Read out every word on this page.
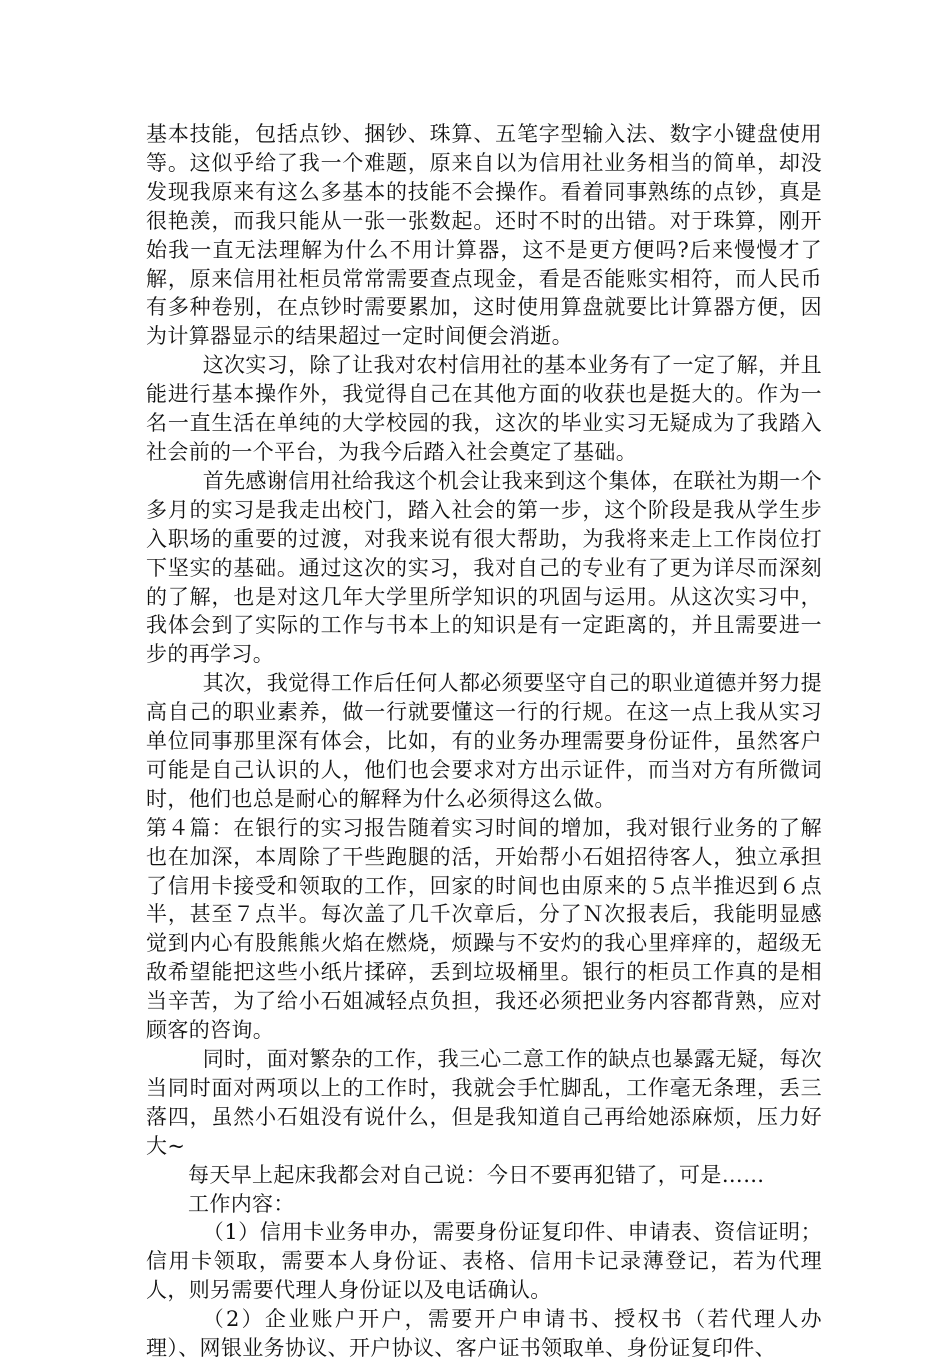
基本技能，包括点钞、捆钞、珠算、五笔字型输入法、数字小键盘使用等。这似乎给了我一个难题，原来自以为信用社业务相当的简单，却没发现我原来有这么多基本的技能不会操作。看着同事熟练的点钞，真是很艳羡，而我只能从一张一张数起。还时不时的出错。对于珠算，刚开始我一直无法理解为什么不用计算器，这不是更方便吗?后来慢慢才了解，原来信用社柜员常常需要查点现金，看是否能账实相符，而人民币有多种卷别，在点钞时需要累加，这时使用算盘就要比计算器方便，因为计算器显示的结果超过一定时间便会消逝。

这次实习，除了让我对农村信用社的基本业务有了一定了解，并且能进行基本操作外，我觉得自己在其他方面的收获也是挺大的。作为一名一直生活在单纯的大学校园的我，这次的毕业实习无疑成为了我踏入社会前的一个平台，为我今后踏入社会奠定了基础。

首先感谢信用社给我这个机会让我来到这个集体，在联社为期一个多月的实习是我走出校门，踏入社会的第一步，这个阶段是我从学生步入职场的重要的过渡，对我来说有很大帮助，为我将来走上工作岗位打下坚实的基础。通过这次的实习，我对自己的专业有了更为详尽而深刻的了解，也是对这几年大学里所学知识的巩固与运用。从这次实习中，我体会到了实际的工作与书本上的知识是有一定距离的，并且需要进一步的再学习。

其次，我觉得工作后任何人都必须要坚守自己的职业道德并努力提高自己的职业素养，做一行就要懂这一行的行规。在这一点上我从实习单位同事那里深有体会，比如，有的业务办理需要身份证件，虽然客户可能是自己认识的人，他们也会要求对方出示证件，而当对方有所微词时，他们也总是耐心的解释为什么必须得这么做。

第４篇：在银行的实习报告随着实习时间的增加，我对银行业务的了解也在加深，本周除了干些跑腿的活，开始帮小石姐招待客人，独立承担了信用卡接受和领取的工作，回家的时间也由原来的５点半推迟到６点半，甚至７点半。每次盖了几千次章后，分了Ｎ次报表后，我能明显感觉到内心有股熊熊火焰在燃烧，烦躁与不安灼的我心里痒痒的，超级无敌希望能把这些小纸片揉碎，丢到垃圾桶里。银行的柜员工作真的是相当辛苦，为了给小石姐减轻点负担，我还必须把业务内容都背熟，应对顾客的咨询。

同时，面对繁杂的工作，我三心二意工作的缺点也暴露无疑，每次当同时面对两项以上的工作时，我就会手忙脚乱，工作毫无条理，丢三落四，虽然小石姐没有说什么，但是我知道自己再给她添麻烦，压力好大~

每天早上起床我都会对自己说：今日不要再犯错了，可是……

工作内容：

（1）信用卡业务申办，需要身份证复印件、申请表、资信证明；信用卡领取，需要本人身份证、表格、信用卡记录薄登记，若为代理人，则另需要代理人身份证以及电话确认。

（2）企业账户开户，需要开户申请书、授权书（若代理人办理）、网银业务协议、开户协议、客户证书领取单、身份证复印件、
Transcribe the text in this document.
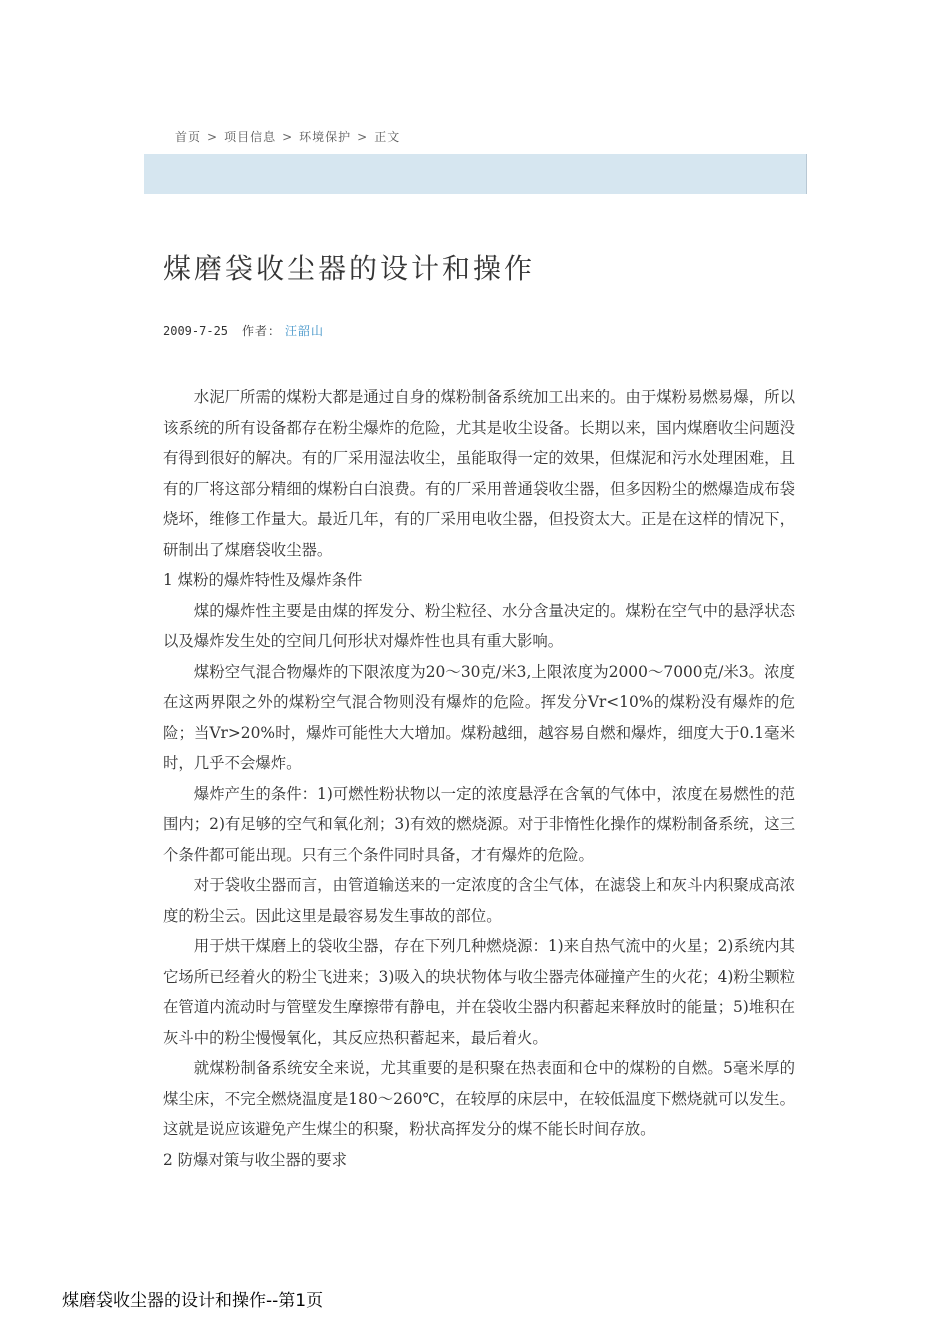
首页 > 项目信息 > 环境保护 > 正文
煤磨袋收尘器的设计和操作
2009-7-25 作者： 汪韶山

水泥厂所需的煤粉大都是通过自身的煤粉制备系统加工出来的。由于煤粉易燃易爆，所以该系统的所有设备都存在粉尘爆炸的危险，尤其是收尘设备。长期以来，国内煤磨收尘问题没有得到很好的解决。有的厂采用湿法收尘，虽能取得一定的效果，但煤泥和污水处理困难，且有的厂将这部分精细的煤粉白白浪费。有的厂采用普通袋收尘器，但多因粉尘的燃爆造成布袋烧坏，维修工作量大。最近几年，有的厂采用电收尘器，但投资太大。正是在这样的情况下，研制出了煤磨袋收尘器。

1 煤粉的爆炸特性及爆炸条件

煤的爆炸性主要是由煤的挥发分、粉尘粒径、水分含量决定的。煤粉在空气中的悬浮状态以及爆炸发生处的空间几何形状对爆炸性也具有重大影响。

煤粉空气混合物爆炸的下限浓度为20～30克/米3,上限浓度为2000～7000克/米3。浓度在这两界限之外的煤粉空气混合物则没有爆炸的危险。挥发分Vr<10%的煤粉没有爆炸的危险；当Vr>20%时，爆炸可能性大大增加。煤粉越细，越容易自燃和爆炸，细度大于0.1毫米时，几乎不会爆炸。

爆炸产生的条件：1)可燃性粉状物以一定的浓度悬浮在含氧的气体中，浓度在易燃性的范围内；2)有足够的空气和氧化剂；3)有效的燃烧源。对于非惰性化操作的煤粉制备系统，这三个条件都可能出现。只有三个条件同时具备，才有爆炸的危险。

对于袋收尘器而言，由管道输送来的一定浓度的含尘气体，在滤袋上和灰斗内积聚成高浓度的粉尘云。因此这里是最容易发生事故的部位。

用于烘干煤磨上的袋收尘器，存在下列几种燃烧源：1)来自热气流中的火星；2)系统内其它场所已经着火的粉尘飞进来；3)吸入的块状物体与收尘器壳体碰撞产生的火花；4)粉尘颗粒在管道内流动时与管壁发生摩擦带有静电，并在袋收尘器内积蓄起来释放时的能量；5)堆积在灰斗中的粉尘慢慢氧化，其反应热积蓄起来，最后着火。

就煤粉制备系统安全来说，尤其重要的是积聚在热表面和仓中的煤粉的自燃。5毫米厚的煤尘床，不完全燃烧温度是180～260℃，在较厚的床层中，在较低温度下燃烧就可以发生。这就是说应该避免产生煤尘的积聚，粉状高挥发分的煤不能长时间存放。

2 防爆对策与收尘器的要求

煤磨袋收尘器的设计和操作--第1页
=-=-=
■ **Work to complete**: Give the data above again in full and unchanged, skipping the pictures.

■ **Written response**:
Read out every word on this page.
基本技能，包括点钞、捆钞、珠算、五笔字型输入法、数字小键盘使用等。这似乎给了我一个难题，原来自以为信用社业务相当的简单，却没发现我原来有这么多基本的技能不会操作。看着同事熟练的点钞，真是很艳羡，而我只能从一张一张数起。还时不时的出错。对于珠算，刚开始我一直无法理解为什么不用计算器，这不是更方便吗?后来慢慢才了解，原来信用社柜员常常需要查点现金，看是否能账实相符，而人民币有多种卷别，在点钞时需要累加，这时使用算盘就要比计算器方便，因为计算器显示的结果超过一定时间便会消逝。

这次实习，除了让我对农村信用社的基本业务有了一定了解，并且能进行基本操作外，我觉得自己在其他方面的收获也是挺大的。作为一名一直生活在单纯的大学校园的我，这次的毕业实习无疑成为了我踏入社会前的一个平台，为我今后踏入社会奠定了基础。

首先感谢信用社给我这个机会让我来到这个集体，在联社为期一个多月的实习是我走出校门，踏入社会的第一步，这个阶段是我从学生步入职场的重要的过渡，对我来说有很大帮助，为我将来走上工作岗位打下坚实的基础。通过这次的实习，我对自己的专业有了更为详尽而深刻的了解，也是对这几年大学里所学知识的巩固与运用。从这次实习中，我体会到了实际的工作与书本上的知识是有一定距离的，并且需要进一步的再学习。

其次，我觉得工作后任何人都必须要坚守自己的职业道德并努力提高自己的职业素养，做一行就要懂这一行的行规。在这一点上我从实习单位同事那里深有体会，比如，有的业务办理需要身份证件，虽然客户可能是自己认识的人，他们也会要求对方出示证件，而当对方有所微词时，他们也总是耐心的解释为什么必须得这么做。

第４篇：在银行的实习报告随着实习时间的增加，我对银行业务的了解也在加深，本周除了干些跑腿的活，开始帮小石姐招待客人，独立承担了信用卡接受和领取的工作，回家的时间也由原来的５点半推迟到６点半，甚至７点半。每次盖了几千次章后，分了Ｎ次报表后，我能明显感觉到内心有股熊熊火焰在燃烧，烦躁与不安灼的我心里痒痒的，超级无敌希望能把这些小纸片揉碎，丢到垃圾桶里。银行的柜员工作真的是相当辛苦，为了给小石姐减轻点负担，我还必须把业务内容都背熟，应对顾客的咨询。

同时，面对繁杂的工作，我三心二意工作的缺点也暴露无疑，每次当同时面对两项以上的工作时，我就会手忙脚乱，工作毫无条理，丢三落四，虽然小石姐没有说什么，但是我知道自己再给她添麻烦，压力好大~

每天早上起床我都会对自己说：今日不要再犯错了，可是……

工作内容：

（1）信用卡业务申办，需要身份证复印件、申请表、资信证明；信用卡领取，需要本人身份证、表格、信用卡记录薄登记，若为代理人，则另需要代理人身份证以及电话确认。

（2）企业账户开户，需要开户申请书、授权书（若代理人办理）、网银业务协议、开户协议、客户证书领取单、身份证复印件、
Transcribe the text in this document.
首页 > 项目信息 > 环境保护 > 正文
煤磨袋收尘器的设计和操作
2009-7-25 作者： 汪韶山

水泥厂所需的煤粉大都是通过自身的煤粉制备系统加工出来的。由于煤粉易燃易爆，所以该系统的所有设备都存在粉尘爆炸的危险，尤其是收尘设备。长期以来，国内煤磨收尘问题没有得到很好的解决。有的厂采用湿法收尘，虽能取得一定的效果，但煤泥和污水处理困难，且有的厂将这部分精细的煤粉白白浪费。有的厂采用普通袋收尘器，但多因粉尘的燃爆造成布袋烧坏，维修工作量大。最近几年，有的厂采用电收尘器，但投资太大。正是在这样的情况下，研制出了煤磨袋收尘器。

1 煤粉的爆炸特性及爆炸条件

煤的爆炸性主要是由煤的挥发分、粉尘粒径、水分含量决定的。煤粉在空气中的悬浮状态以及爆炸发生处的空间几何形状对爆炸性也具有重大影响。

煤粉空气混合物爆炸的下限浓度为20～30克/米3,上限浓度为2000～7000克/米3。浓度在这两界限之外的煤粉空气混合物则没有爆炸的危险。挥发分Vr<10%的煤粉没有爆炸的危险；当Vr>20%时，爆炸可能性大大增加。煤粉越细，越容易自燃和爆炸，细度大于0.1毫米时，几乎不会爆炸。

爆炸产生的条件：1)可燃性粉状物以一定的浓度悬浮在含氧的气体中，浓度在易燃性的范围内；2)有足够的空气和氧化剂；3)有效的燃烧源。对于非惰性化操作的煤粉制备系统，这三个条件都可能出现。只有三个条件同时具备，才有爆炸的危险。

对于袋收尘器而言，由管道输送来的一定浓度的含尘气体，在滤袋上和灰斗内积聚成高浓度的粉尘云。因此这里是最容易发生事故的部位。

用于烘干煤磨上的袋收尘器，存在下列几种燃烧源：1)来自热气流中的火星；2)系统内其它场所已经着火的粉尘飞进来；3)吸入的块状物体与收尘器壳体碰撞产生的火花；4)粉尘颗粒在管道内流动时与管壁发生摩擦带有静电，并在袋收尘器内积蓄起来释放时的能量；5)堆积在灰斗中的粉尘慢慢氧化，其反应热积蓄起来，最后着火。

就煤粉制备系统安全来说，尤其重要的是积聚在热表面和仓中的煤粉的自燃。5毫米厚的煤尘床，不完全燃烧温度是180～260℃，在较厚的床层中，在较低温度下燃烧就可以发生。这就是说应该避免产生煤尘的积聚，粉状高挥发分的煤不能长时间存放。

2 防爆对策与收尘器的要求

煤磨袋收尘器的设计和操作--第1页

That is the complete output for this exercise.